(Stored data)

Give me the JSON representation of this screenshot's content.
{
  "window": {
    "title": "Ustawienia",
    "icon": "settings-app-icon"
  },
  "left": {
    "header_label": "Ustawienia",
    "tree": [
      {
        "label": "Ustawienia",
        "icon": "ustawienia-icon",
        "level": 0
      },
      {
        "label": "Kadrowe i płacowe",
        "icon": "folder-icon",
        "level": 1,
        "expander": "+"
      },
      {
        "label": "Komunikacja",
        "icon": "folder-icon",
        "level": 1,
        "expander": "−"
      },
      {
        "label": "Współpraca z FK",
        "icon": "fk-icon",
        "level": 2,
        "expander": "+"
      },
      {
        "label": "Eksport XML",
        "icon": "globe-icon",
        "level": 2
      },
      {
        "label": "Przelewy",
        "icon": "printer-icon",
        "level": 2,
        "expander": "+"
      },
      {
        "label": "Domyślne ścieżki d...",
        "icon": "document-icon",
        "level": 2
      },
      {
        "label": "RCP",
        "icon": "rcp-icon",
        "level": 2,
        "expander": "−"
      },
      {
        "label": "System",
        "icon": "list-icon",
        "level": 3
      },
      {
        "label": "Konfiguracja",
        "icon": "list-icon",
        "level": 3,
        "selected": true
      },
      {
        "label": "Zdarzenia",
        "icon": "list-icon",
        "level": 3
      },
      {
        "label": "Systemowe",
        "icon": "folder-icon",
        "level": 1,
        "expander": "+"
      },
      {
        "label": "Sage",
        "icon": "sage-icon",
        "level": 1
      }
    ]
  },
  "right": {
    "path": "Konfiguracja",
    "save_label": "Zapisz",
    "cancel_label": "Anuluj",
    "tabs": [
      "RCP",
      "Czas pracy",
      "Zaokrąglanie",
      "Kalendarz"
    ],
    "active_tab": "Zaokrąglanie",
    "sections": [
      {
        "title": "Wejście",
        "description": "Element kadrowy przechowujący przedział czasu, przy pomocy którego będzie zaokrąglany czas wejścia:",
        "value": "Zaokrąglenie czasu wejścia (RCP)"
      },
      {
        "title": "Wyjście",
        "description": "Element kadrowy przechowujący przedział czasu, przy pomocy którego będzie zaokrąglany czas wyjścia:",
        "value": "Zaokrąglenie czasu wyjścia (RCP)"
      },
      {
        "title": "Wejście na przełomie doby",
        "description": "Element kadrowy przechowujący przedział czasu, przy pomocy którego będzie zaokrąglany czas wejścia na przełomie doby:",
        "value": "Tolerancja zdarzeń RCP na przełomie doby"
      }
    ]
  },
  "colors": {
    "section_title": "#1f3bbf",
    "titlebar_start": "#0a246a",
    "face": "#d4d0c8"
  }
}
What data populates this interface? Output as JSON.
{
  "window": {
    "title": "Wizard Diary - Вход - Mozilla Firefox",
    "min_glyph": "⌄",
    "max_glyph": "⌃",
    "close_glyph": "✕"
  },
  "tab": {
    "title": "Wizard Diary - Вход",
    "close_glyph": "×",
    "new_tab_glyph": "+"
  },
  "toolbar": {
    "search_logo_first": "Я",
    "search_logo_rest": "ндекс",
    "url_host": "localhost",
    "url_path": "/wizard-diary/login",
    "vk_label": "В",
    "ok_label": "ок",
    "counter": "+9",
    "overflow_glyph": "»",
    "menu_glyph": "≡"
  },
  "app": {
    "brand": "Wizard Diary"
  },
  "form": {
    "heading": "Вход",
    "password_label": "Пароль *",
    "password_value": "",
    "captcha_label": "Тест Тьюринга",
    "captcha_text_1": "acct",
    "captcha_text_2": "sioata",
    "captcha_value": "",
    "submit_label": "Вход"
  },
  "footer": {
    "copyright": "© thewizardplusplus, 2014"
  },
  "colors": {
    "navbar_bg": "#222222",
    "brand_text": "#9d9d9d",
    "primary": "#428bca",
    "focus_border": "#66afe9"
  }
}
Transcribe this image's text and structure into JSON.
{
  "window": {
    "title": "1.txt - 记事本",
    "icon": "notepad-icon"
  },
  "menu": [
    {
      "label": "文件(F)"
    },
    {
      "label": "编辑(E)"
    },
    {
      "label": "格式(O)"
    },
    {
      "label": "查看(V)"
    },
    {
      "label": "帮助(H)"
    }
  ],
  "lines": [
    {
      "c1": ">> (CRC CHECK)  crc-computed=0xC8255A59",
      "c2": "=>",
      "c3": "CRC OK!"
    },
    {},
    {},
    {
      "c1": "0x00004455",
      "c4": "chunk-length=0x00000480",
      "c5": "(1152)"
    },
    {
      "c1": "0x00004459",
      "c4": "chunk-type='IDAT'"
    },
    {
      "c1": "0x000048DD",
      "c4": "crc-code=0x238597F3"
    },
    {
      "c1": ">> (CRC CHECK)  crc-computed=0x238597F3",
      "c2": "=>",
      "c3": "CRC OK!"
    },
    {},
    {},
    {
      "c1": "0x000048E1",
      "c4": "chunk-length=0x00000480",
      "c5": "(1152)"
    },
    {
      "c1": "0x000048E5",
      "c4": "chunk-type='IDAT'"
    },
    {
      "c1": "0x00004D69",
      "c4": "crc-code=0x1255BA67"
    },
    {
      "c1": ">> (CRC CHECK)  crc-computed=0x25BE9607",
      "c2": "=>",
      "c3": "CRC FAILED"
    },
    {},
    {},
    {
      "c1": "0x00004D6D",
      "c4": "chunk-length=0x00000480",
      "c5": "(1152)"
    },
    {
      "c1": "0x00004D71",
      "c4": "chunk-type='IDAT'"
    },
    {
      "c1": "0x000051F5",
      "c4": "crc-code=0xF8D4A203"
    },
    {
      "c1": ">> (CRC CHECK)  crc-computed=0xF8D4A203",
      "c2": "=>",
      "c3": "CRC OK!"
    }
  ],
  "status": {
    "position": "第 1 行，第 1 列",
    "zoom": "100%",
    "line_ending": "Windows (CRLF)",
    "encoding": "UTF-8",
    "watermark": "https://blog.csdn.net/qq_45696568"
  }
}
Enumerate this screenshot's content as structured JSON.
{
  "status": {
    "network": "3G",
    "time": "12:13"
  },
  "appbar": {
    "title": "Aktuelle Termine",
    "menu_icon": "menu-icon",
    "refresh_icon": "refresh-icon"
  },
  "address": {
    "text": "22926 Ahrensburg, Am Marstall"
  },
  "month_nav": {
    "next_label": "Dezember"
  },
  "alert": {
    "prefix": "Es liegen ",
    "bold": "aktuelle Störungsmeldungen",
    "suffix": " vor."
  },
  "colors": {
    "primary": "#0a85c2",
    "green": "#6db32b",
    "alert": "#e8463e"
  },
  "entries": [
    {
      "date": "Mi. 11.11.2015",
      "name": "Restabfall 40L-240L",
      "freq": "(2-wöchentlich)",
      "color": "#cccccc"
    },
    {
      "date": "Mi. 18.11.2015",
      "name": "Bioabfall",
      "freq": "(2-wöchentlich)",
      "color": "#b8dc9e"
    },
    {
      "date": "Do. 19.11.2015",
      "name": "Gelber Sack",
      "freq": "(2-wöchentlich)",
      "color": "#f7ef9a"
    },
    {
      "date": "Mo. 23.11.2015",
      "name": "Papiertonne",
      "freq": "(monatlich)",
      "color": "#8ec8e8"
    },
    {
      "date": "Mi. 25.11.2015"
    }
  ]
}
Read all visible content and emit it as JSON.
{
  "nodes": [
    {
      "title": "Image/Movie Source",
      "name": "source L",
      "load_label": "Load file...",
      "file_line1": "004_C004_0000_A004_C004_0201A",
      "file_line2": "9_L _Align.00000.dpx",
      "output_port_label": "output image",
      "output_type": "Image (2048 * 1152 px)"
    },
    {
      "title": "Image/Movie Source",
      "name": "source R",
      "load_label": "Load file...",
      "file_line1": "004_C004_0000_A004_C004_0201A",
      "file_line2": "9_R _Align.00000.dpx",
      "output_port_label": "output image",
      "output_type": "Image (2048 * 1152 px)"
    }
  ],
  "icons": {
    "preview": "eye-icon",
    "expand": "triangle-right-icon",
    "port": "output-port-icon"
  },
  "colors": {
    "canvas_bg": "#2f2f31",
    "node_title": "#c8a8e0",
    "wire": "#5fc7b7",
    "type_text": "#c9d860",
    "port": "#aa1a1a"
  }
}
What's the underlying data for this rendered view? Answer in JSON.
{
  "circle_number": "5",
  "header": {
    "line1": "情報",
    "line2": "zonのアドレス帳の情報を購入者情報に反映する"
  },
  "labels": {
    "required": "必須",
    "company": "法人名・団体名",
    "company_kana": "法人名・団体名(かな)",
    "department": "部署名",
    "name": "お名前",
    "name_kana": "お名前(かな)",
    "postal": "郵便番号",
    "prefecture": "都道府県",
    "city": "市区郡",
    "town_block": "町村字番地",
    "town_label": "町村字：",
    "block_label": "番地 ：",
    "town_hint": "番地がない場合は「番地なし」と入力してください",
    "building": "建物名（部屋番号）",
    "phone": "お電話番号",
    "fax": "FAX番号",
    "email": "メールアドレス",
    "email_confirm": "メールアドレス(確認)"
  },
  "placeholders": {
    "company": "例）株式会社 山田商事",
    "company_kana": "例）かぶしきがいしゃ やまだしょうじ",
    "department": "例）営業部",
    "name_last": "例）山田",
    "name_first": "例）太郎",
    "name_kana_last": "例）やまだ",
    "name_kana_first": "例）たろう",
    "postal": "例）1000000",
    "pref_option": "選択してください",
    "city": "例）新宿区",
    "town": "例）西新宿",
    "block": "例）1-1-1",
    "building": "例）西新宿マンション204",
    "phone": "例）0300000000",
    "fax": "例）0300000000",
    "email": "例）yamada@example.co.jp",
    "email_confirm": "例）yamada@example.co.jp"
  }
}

* _Stated problem_
Identify how many lines in the entries above include the string "przełomie", then state that number alone.

* _Completed exercise_
3